Data for the task —
** start **
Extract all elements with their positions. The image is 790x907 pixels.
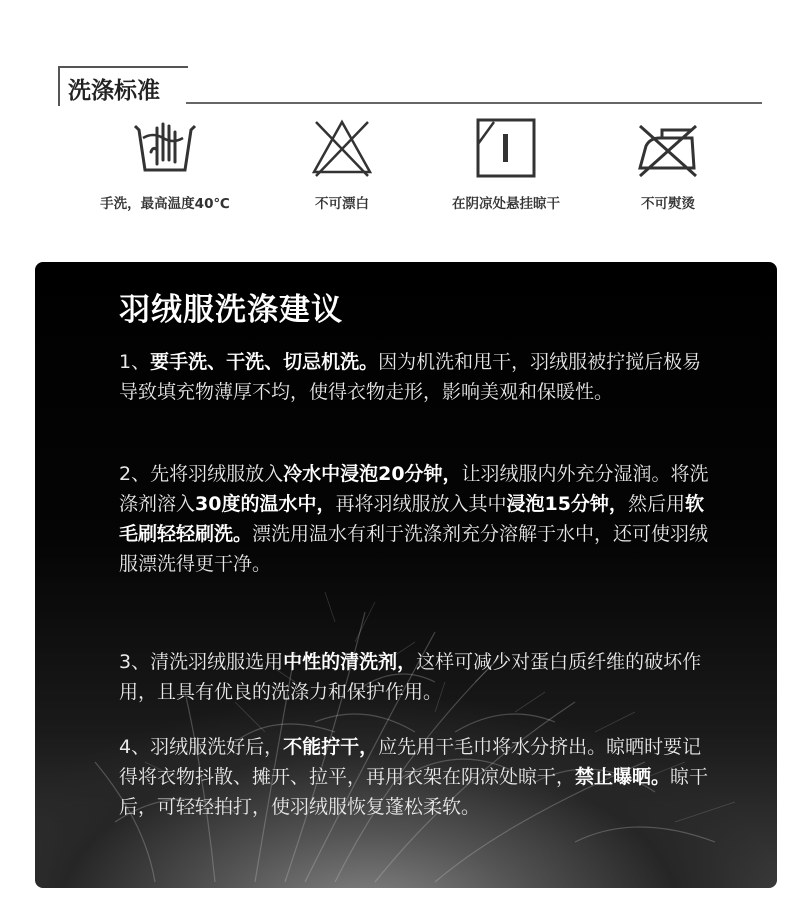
** end **
** start **
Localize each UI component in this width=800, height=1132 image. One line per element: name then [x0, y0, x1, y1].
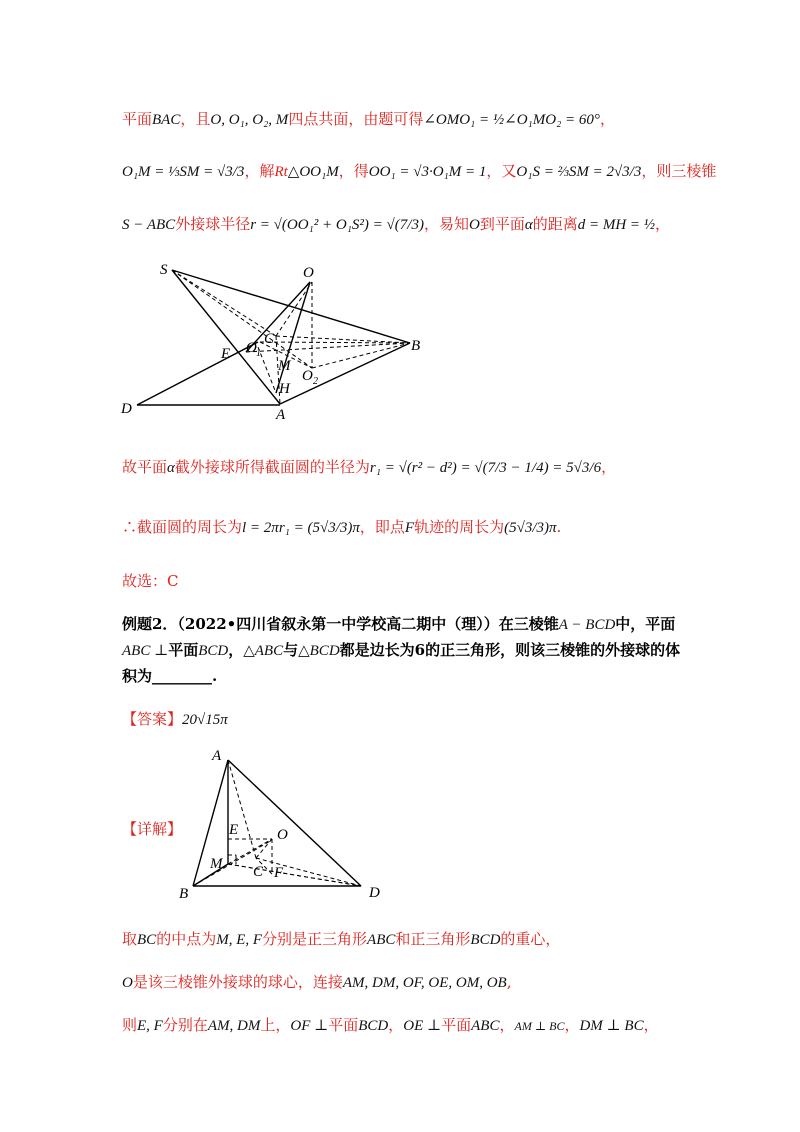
** end **
** start **
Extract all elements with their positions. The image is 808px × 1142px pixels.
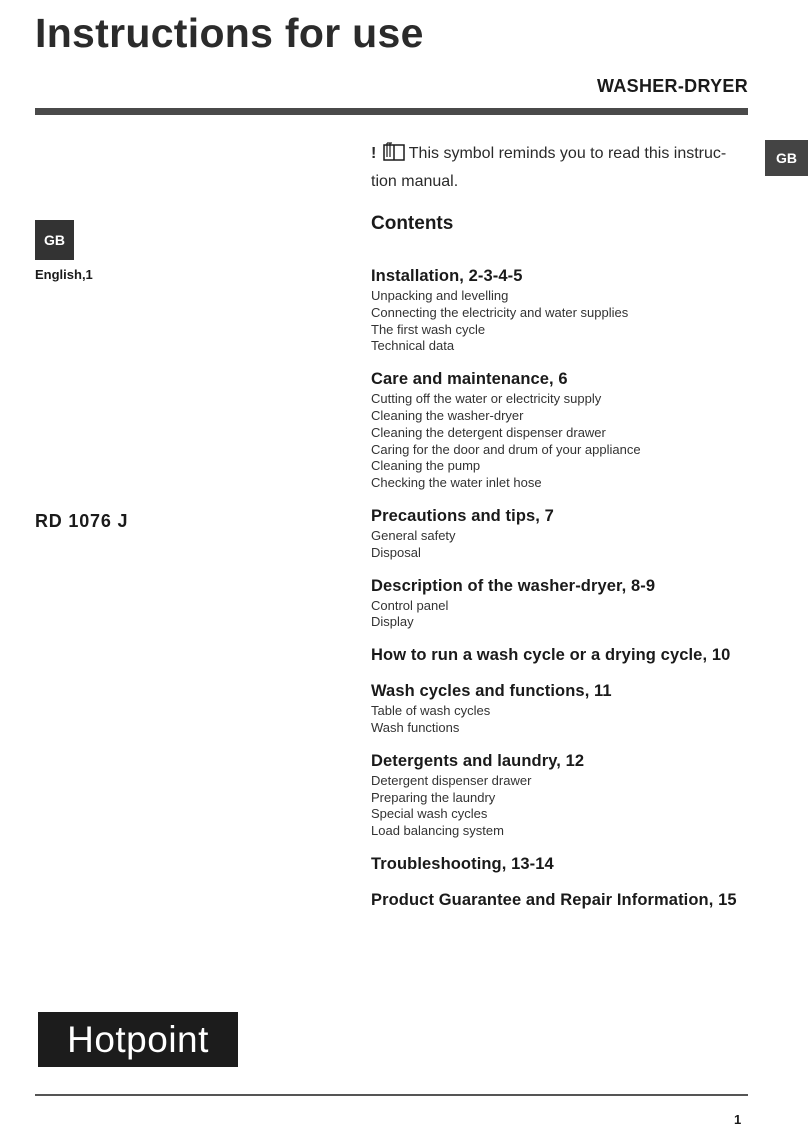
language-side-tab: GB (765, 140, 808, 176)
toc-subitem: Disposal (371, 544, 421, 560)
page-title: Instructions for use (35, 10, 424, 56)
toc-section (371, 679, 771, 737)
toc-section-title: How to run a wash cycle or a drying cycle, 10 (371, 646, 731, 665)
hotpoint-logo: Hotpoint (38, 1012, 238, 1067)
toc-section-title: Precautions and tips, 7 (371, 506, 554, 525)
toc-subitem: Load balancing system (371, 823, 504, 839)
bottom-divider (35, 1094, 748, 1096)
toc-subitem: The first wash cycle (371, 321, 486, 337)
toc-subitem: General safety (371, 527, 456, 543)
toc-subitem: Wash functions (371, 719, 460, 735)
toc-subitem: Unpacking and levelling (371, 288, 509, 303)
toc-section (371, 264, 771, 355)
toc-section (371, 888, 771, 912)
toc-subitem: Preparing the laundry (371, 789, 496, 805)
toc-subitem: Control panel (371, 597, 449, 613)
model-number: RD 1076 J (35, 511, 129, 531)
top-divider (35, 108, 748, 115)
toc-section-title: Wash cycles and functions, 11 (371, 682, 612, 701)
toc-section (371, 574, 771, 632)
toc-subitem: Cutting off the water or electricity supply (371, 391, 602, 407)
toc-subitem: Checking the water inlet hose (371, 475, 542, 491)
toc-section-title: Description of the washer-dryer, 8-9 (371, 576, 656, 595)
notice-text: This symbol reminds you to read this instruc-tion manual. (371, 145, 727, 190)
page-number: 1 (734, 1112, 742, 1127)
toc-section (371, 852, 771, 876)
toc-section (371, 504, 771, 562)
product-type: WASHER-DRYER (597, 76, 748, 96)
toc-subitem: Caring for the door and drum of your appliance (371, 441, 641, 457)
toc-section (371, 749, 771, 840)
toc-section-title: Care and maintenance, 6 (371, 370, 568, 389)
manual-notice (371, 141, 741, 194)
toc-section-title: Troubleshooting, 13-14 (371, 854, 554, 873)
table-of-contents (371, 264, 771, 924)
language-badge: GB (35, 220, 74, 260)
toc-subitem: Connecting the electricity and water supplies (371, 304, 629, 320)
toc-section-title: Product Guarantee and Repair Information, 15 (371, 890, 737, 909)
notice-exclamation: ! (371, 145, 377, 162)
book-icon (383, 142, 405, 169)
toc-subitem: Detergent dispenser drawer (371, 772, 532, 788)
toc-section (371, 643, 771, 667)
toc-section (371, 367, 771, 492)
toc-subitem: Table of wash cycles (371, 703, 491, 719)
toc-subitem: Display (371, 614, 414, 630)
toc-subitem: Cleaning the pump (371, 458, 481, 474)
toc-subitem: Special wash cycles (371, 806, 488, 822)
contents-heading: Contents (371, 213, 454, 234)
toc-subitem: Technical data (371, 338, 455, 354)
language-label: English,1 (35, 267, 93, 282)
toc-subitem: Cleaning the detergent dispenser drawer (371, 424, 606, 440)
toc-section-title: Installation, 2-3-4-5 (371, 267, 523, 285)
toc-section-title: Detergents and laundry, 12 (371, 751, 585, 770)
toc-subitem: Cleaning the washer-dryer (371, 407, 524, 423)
** end **
Stated exercise — Convert the stretch from the line containing "Extract all elements with their positions. The image is 808px" through the line containing "toc-subitem: Cutting off" into a two-column CSV with the headers instruction and output. Each row goes on its own line, with its text and its answer in one quoted field apiece, line breaks replaced by spaces, and the pictures left out.

Written answer —
instruction,output
"Extract all elements with their positions. The image is 808px × 1142px pixels.","language-side-tab: GB (765, 140, 808, 176) toc-subitem: Disposal (371, 544, 421, 560) page-title: Instructions for use (35, 10, 424, 56) toc-section (371, 679, 771, 737) toc-section-title: How to run a wash cycle or a drying cycle, 10 (371, 646, 731, 665) hotpoint-logo: Hotpoint (38, 1012, 238, 1067) toc-section-title: Precautions and tips, 7 (371, 506, 554, 525) toc-subitem: Load balancing system (371, 823, 504, 839) bottom-divider (35, 1094, 748, 1096) toc-subitem: The first wash cycle (371, 321, 486, 337) toc-subitem: General safety (371, 527, 456, 543) toc-subitem: Wash functions (371, 719, 460, 735) toc-subitem: Unpacking and levelling (371, 288, 509, 303) toc-section (371, 264, 771, 355) toc-section (371, 888, 771, 912) toc-subitem: Preparing the laundry (371, 789, 496, 805) toc-subitem: Control panel (371, 597, 449, 613) model-number: RD 1076 J (35, 511, 129, 531) top-divider (35, 108, 748, 115) toc-section-title: Wash cycles and functions, 11 (371, 682, 612, 701) toc-section (371, 574, 771, 632) toc-subitem: Cutting off the water or electricity supply (371, 391, 602, 407)"